• [TASK REQUIREMENTS]: What follows is a listing to be transcribed exactly.

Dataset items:
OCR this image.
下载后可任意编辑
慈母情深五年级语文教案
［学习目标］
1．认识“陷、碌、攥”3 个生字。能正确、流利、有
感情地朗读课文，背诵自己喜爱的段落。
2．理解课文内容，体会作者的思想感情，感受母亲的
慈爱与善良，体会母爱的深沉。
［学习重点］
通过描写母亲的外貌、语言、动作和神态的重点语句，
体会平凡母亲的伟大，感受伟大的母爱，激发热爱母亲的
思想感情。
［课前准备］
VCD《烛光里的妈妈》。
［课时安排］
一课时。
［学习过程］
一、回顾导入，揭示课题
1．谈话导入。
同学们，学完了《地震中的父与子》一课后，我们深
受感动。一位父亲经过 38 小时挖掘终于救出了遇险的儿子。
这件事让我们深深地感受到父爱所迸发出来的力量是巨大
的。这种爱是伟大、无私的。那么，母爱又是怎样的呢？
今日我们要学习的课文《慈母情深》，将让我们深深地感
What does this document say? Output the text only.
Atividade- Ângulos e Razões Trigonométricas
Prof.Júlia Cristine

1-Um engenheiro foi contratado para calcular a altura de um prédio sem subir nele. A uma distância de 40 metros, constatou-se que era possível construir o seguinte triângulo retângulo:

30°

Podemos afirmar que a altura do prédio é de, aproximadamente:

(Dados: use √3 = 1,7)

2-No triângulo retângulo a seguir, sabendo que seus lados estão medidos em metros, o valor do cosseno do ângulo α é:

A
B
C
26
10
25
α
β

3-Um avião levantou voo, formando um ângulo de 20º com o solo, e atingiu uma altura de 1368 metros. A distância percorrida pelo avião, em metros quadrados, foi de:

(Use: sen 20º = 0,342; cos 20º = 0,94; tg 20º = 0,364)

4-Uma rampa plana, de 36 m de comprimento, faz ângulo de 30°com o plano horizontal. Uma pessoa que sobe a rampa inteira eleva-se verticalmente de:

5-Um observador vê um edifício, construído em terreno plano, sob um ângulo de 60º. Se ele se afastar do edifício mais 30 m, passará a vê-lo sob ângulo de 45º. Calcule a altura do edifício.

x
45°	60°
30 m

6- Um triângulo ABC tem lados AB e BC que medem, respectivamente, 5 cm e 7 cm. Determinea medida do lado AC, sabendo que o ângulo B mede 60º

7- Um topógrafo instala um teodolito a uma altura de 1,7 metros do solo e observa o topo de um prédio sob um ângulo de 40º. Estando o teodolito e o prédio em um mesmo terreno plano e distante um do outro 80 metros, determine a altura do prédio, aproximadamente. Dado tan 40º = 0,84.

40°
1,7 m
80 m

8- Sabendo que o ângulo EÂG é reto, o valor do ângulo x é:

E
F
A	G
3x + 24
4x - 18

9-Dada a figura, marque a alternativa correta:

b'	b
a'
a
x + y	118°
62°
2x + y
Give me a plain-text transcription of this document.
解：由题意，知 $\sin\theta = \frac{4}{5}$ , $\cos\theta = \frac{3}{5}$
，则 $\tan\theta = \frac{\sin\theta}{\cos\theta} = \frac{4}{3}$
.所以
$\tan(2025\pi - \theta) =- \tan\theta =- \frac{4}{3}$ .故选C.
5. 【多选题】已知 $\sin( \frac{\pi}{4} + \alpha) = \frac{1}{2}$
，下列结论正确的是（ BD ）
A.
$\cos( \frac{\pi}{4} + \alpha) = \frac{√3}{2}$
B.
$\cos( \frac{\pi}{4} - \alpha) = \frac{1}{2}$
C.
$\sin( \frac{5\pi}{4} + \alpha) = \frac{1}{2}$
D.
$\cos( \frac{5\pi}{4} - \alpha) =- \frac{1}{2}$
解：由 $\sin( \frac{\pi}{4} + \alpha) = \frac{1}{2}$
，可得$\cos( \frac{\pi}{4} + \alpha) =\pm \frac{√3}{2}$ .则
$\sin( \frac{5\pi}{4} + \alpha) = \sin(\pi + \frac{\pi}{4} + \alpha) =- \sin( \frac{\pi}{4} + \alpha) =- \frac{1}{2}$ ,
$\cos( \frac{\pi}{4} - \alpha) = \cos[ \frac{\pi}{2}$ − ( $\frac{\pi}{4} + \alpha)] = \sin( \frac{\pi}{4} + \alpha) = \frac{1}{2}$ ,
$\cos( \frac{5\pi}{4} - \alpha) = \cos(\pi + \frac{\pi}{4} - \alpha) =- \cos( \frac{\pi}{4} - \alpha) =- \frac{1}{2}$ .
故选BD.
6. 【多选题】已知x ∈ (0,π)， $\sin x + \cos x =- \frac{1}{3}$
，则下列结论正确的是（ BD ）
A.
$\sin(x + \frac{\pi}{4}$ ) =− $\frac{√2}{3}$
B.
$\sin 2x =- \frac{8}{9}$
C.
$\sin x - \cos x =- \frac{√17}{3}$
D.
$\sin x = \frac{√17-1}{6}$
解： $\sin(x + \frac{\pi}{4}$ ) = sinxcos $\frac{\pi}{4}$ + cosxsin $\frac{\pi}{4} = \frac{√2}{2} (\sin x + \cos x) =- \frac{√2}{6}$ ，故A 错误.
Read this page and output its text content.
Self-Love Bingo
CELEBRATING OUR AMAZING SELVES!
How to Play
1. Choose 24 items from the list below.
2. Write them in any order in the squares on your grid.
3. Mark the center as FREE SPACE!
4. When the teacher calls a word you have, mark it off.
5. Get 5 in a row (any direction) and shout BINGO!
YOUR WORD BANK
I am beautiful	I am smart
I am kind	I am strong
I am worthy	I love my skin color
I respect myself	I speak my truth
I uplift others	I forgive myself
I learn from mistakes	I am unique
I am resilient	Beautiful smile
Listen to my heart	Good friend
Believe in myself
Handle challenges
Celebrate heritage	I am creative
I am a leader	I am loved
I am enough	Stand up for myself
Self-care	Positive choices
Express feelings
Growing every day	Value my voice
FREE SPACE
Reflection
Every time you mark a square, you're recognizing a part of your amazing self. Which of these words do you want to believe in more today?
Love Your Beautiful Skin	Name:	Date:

• [SOLUTION TO THE PROBLEM]:
OCR this image.
下载后可任意编辑
慈母情深五年级语文教案
［学习目标］
1．认识“陷、碌、攥”3 个生字。能正确、流利、有
感情地朗读课文，背诵自己喜爱的段落。
2．理解课文内容，体会作者的思想感情，感受母亲的
慈爱与善良，体会母爱的深沉。
［学习重点］
通过描写母亲的外貌、语言、动作和神态的重点语句，
体会平凡母亲的伟大，感受伟大的母爱，激发热爱母亲的
思想感情。
［课前准备］
VCD《烛光里的妈妈》。
［课时安排］
一课时。
［学习过程］
一、回顾导入，揭示课题
1．谈话导入。
同学们，学完了《地震中的父与子》一课后，我们深
受感动。一位父亲经过 38 小时挖掘终于救出了遇险的儿子。
这件事让我们深深地感受到父爱所迸发出来的力量是巨大
的。这种爱是伟大、无私的。那么，母爱又是怎样的呢？
今日我们要学习的课文《慈母情深》，将让我们深深地感
What does this document say? Output the text only.
Atividade- Ângulos e Razões Trigonométricas
Prof.Júlia Cristine

1-Um engenheiro foi contratado para calcular a altura de um prédio sem subir nele. A uma distância de 40 metros, constatou-se que era possível construir o seguinte triângulo retângulo:

30°

Podemos afirmar que a altura do prédio é de, aproximadamente:

(Dados: use √3 = 1,7)

2-No triângulo retângulo a seguir, sabendo que seus lados estão medidos em metros, o valor do cosseno do ângulo α é:

A
B
C
26
10
25
α
β

3-Um avião levantou voo, formando um ângulo de 20º com o solo, e atingiu uma altura de 1368 metros. A distância percorrida pelo avião, em metros quadrados, foi de:

(Use: sen 20º = 0,342; cos 20º = 0,94; tg 20º = 0,364)

4-Uma rampa plana, de 36 m de comprimento, faz ângulo de 30°com o plano horizontal. Uma pessoa que sobe a rampa inteira eleva-se verticalmente de:

5-Um observador vê um edifício, construído em terreno plano, sob um ângulo de 60º. Se ele se afastar do edifício mais 30 m, passará a vê-lo sob ângulo de 45º. Calcule a altura do edifício.

x
45°	60°
30 m

6- Um triângulo ABC tem lados AB e BC que medem, respectivamente, 5 cm e 7 cm. Determinea medida do lado AC, sabendo que o ângulo B mede 60º

7- Um topógrafo instala um teodolito a uma altura de 1,7 metros do solo e observa o topo de um prédio sob um ângulo de 40º. Estando o teodolito e o prédio em um mesmo terreno plano e distante um do outro 80 metros, determine a altura do prédio, aproximadamente. Dado tan 40º = 0,84.

40°
1,7 m
80 m

8- Sabendo que o ângulo EÂG é reto, o valor do ângulo x é:

E
F
A	G
3x + 24
4x - 18

9-Dada a figura, marque a alternativa correta:

b'	b
a'
a
x + y	118°
62°
2x + y
Give me a plain-text transcription of this document.
解：由题意，知 $\sin\theta = \frac{4}{5}$ , $\cos\theta = \frac{3}{5}$
，则 $\tan\theta = \frac{\sin\theta}{\cos\theta} = \frac{4}{3}$
.所以
$\tan(2025\pi - \theta) =- \tan\theta =- \frac{4}{3}$ .故选C.
5. 【多选题】已知 $\sin( \frac{\pi}{4} + \alpha) = \frac{1}{2}$
，下列结论正确的是（ BD ）
A.
$\cos( \frac{\pi}{4} + \alpha) = \frac{√3}{2}$
B.
$\cos( \frac{\pi}{4} - \alpha) = \frac{1}{2}$
C.
$\sin( \frac{5\pi}{4} + \alpha) = \frac{1}{2}$
D.
$\cos( \frac{5\pi}{4} - \alpha) =- \frac{1}{2}$
解：由 $\sin( \frac{\pi}{4} + \alpha) = \frac{1}{2}$
，可得$\cos( \frac{\pi}{4} + \alpha) =\pm \frac{√3}{2}$ .则
$\sin( \frac{5\pi}{4} + \alpha) = \sin(\pi + \frac{\pi}{4} + \alpha) =- \sin( \frac{\pi}{4} + \alpha) =- \frac{1}{2}$ ,
$\cos( \frac{\pi}{4} - \alpha) = \cos[ \frac{\pi}{2}$ − ( $\frac{\pi}{4} + \alpha)] = \sin( \frac{\pi}{4} + \alpha) = \frac{1}{2}$ ,
$\cos( \frac{5\pi}{4} - \alpha) = \cos(\pi + \frac{\pi}{4} - \alpha) =- \cos( \frac{\pi}{4} - \alpha) =- \frac{1}{2}$ .
故选BD.
6. 【多选题】已知x ∈ (0,π)， $\sin x + \cos x =- \frac{1}{3}$
，则下列结论正确的是（ BD ）
A.
$\sin(x + \frac{\pi}{4}$ ) =− $\frac{√2}{3}$
B.
$\sin 2x =- \frac{8}{9}$
C.
$\sin x - \cos x =- \frac{√17}{3}$
D.
$\sin x = \frac{√17-1}{6}$
解： $\sin(x + \frac{\pi}{4}$ ) = sinxcos $\frac{\pi}{4}$ + cosxsin $\frac{\pi}{4} = \frac{√2}{2} (\sin x + \cos x) =- \frac{√2}{6}$ ，故A 错误.
Read this page and output its text content.
Self-Love Bingo
CELEBRATING OUR AMAZING SELVES!
How to Play
1. Choose 24 items from the list below.
2. Write them in any order in the squares on your grid.
3. Mark the center as FREE SPACE!
4. When the teacher calls a word you have, mark it off.
5. Get 5 in a row (any direction) and shout BINGO!
YOUR WORD BANK
I am beautiful	I am smart
I am kind	I am strong
I am worthy	I love my skin color
I respect myself	I speak my truth
I uplift others	I forgive myself
I learn from mistakes	I am unique
I am resilient	Beautiful smile
Listen to my heart	Good friend
Believe in myself
Handle challenges
Celebrate heritage	I am creative
I am a leader	I am loved
I am enough	Stand up for myself
Self-care	Positive choices
Express feelings
Growing every day	Value my voice
FREE SPACE
Reflection
Every time you mark a square, you're recognizing a part of your amazing self. Which of these words do you want to believe in more today?
Love Your Beautiful Skin	Name:	Date:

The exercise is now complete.